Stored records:
========================================================================

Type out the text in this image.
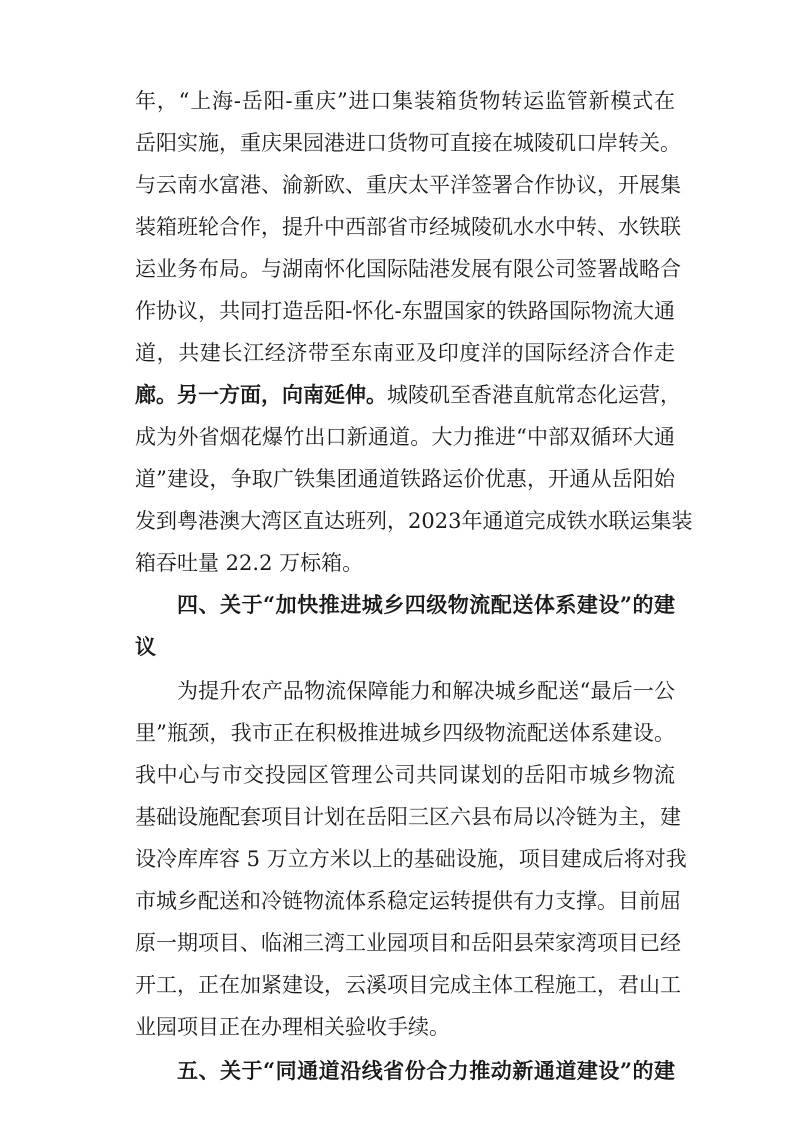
年，“上海-岳阳-重庆”进口集装箱货物转运监管新模式在
岳阳实施，重庆果园港进口货物可直接在城陵矶口岸转关。
与云南水富港、渝新欧、重庆太平洋签署合作协议，开展集
装箱班轮合作，提升中西部省市经城陵矶水水中转、水铁联
运业务布局。与湖南怀化国际陆港发展有限公司签署战略合
作协议，共同打造岳阳-怀化-东盟国家的铁路国际物流大通
道，共建长江经济带至东南亚及印度洋的国际经济合作走
廊。另一方面，向南延伸。城陵矶至香港直航常态化运营，
成为外省烟花爆竹出口新通道。大力推进“中部双循环大通
道”建设，争取广铁集团通道铁路运价优惠，开通从岳阳始
发到粤港澳大湾区直达班列，2023年通道完成铁水联运集装
箱吞吐量 22.2 万标箱。
四、关于“加快推进城乡四级物流配送体系建设”的建
议
为提升农产品物流保障能力和解决城乡配送“最后一公
里”瓶颈，我市正在积极推进城乡四级物流配送体系建设。
我中心与市交投园区管理公司共同谋划的岳阳市城乡物流
基础设施配套项目计划在岳阳三区六县布局以冷链为主，建
设冷库库容 5 万立方米以上的基础设施，项目建成后将对我
市城乡配送和冷链物流体系稳定运转提供有力支撑。目前屈
原一期项目、临湘三湾工业园项目和岳阳县荣家湾项目已经
开工，正在加紧建设，云溪项目完成主体工程施工，君山工
业园项目正在办理相关验收手续。
五、关于“同通道沿线省份合力推动新通道建设”的建
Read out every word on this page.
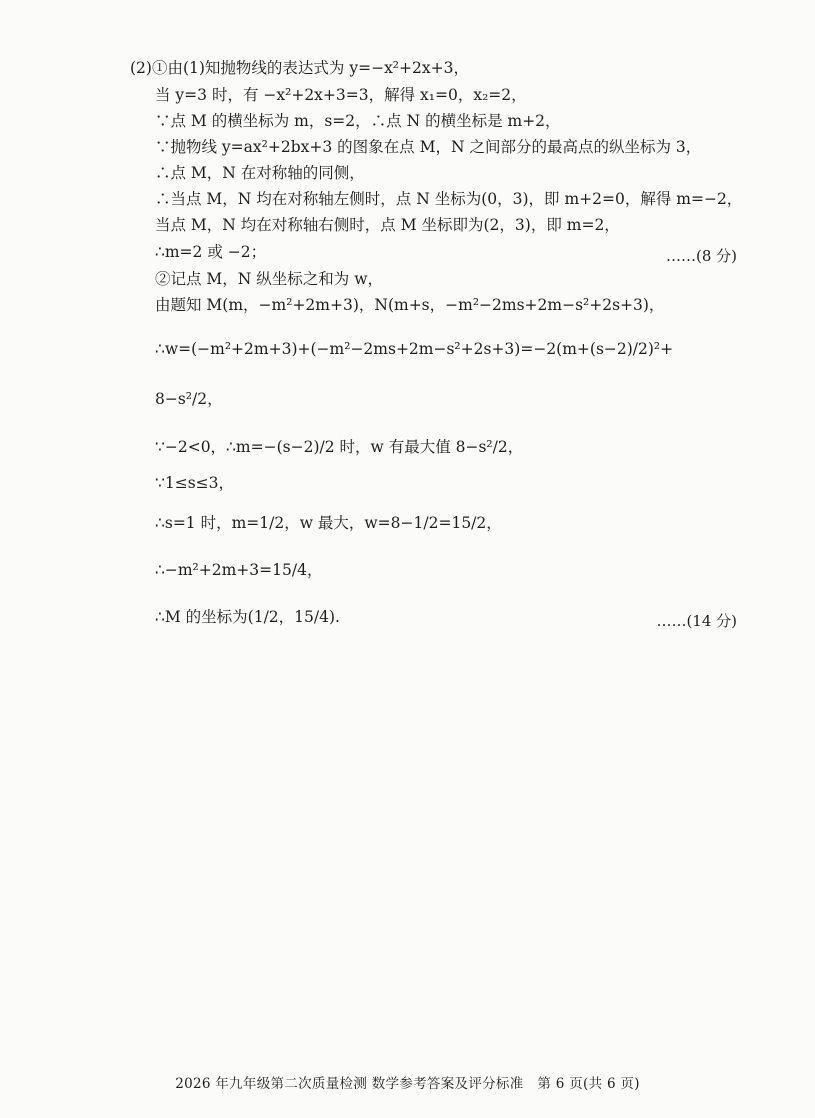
(2)①由(1)知抛物线的表达式为 y=−x²+2x+3，
当 y=3 时，有 −x²+2x+3=3，解得 x₁=0，x₂=2，
∵点 M 的横坐标为 m，s=2，∴点 N 的横坐标是 m+2，
∵抛物线 y=ax²+2bx+3 的图象在点 M，N 之间部分的最高点的纵坐标为 3，
∴点 M，N 在对称轴的同侧，
∴当点 M，N 均在对称轴左侧时，点 N 坐标为(0，3)，即 m+2=0，解得 m=−2，
当点 M，N 均在对称轴右侧时，点 M 坐标即为(2，3)，即 m=2，
∴m=2 或 −2；	……(8 分)
②记点 M，N 纵坐标之和为 w，
由题知 M(m，−m²+2m+3)，N(m+s，−m²−2ms+2m−s²+2s+3)，
∴w=(−m²+2m+3)+(−m²−2ms+2m−s²+2s+3)=−2(m+(s−2)/2)²+
8−s²/2，
∵−2<0，∴m=−(s−2)/2 时，w 有最大值 8−s²/2，
∵1≤s≤3，
∴s=1 时，m=1/2，w 最大，w=8−1/2=15/2，
∴−m²+2m+3=15/4，
∴M 的坐标为(1/2，15/4).	……(14 分)
2026 年九年级第二次质量检测 数学参考答案及评分标准　第 6 页(共 6 页)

========================================================================

- [TASK TO COMPLETE] Extract exactly the lines from the one containing "Read out every word on this page." through the last line of the records above, both included, and leave out the pictures.

- [TASK ANSWER]
Read out every word on this page.
(2)①由(1)知抛物线的表达式为 y=−x²+2x+3，
当 y=3 时，有 −x²+2x+3=3，解得 x₁=0，x₂=2，
∵点 M 的横坐标为 m，s=2，∴点 N 的横坐标是 m+2，
∵抛物线 y=ax²+2bx+3 的图象在点 M，N 之间部分的最高点的纵坐标为 3，
∴点 M，N 在对称轴的同侧，
∴当点 M，N 均在对称轴左侧时，点 N 坐标为(0，3)，即 m+2=0，解得 m=−2，
当点 M，N 均在对称轴右侧时，点 M 坐标即为(2，3)，即 m=2，
∴m=2 或 −2；	……(8 分)
②记点 M，N 纵坐标之和为 w，
由题知 M(m，−m²+2m+3)，N(m+s，−m²−2ms+2m−s²+2s+3)，
∴w=(−m²+2m+3)+(−m²−2ms+2m−s²+2s+3)=−2(m+(s−2)/2)²+
8−s²/2，
∵−2<0，∴m=−(s−2)/2 时，w 有最大值 8−s²/2，
∵1≤s≤3，
∴s=1 时，m=1/2，w 最大，w=8−1/2=15/2，
∴−m²+2m+3=15/4，
∴M 的坐标为(1/2，15/4).	……(14 分)
2026 年九年级第二次质量检测 数学参考答案及评分标准　第 6 页(共 6 页)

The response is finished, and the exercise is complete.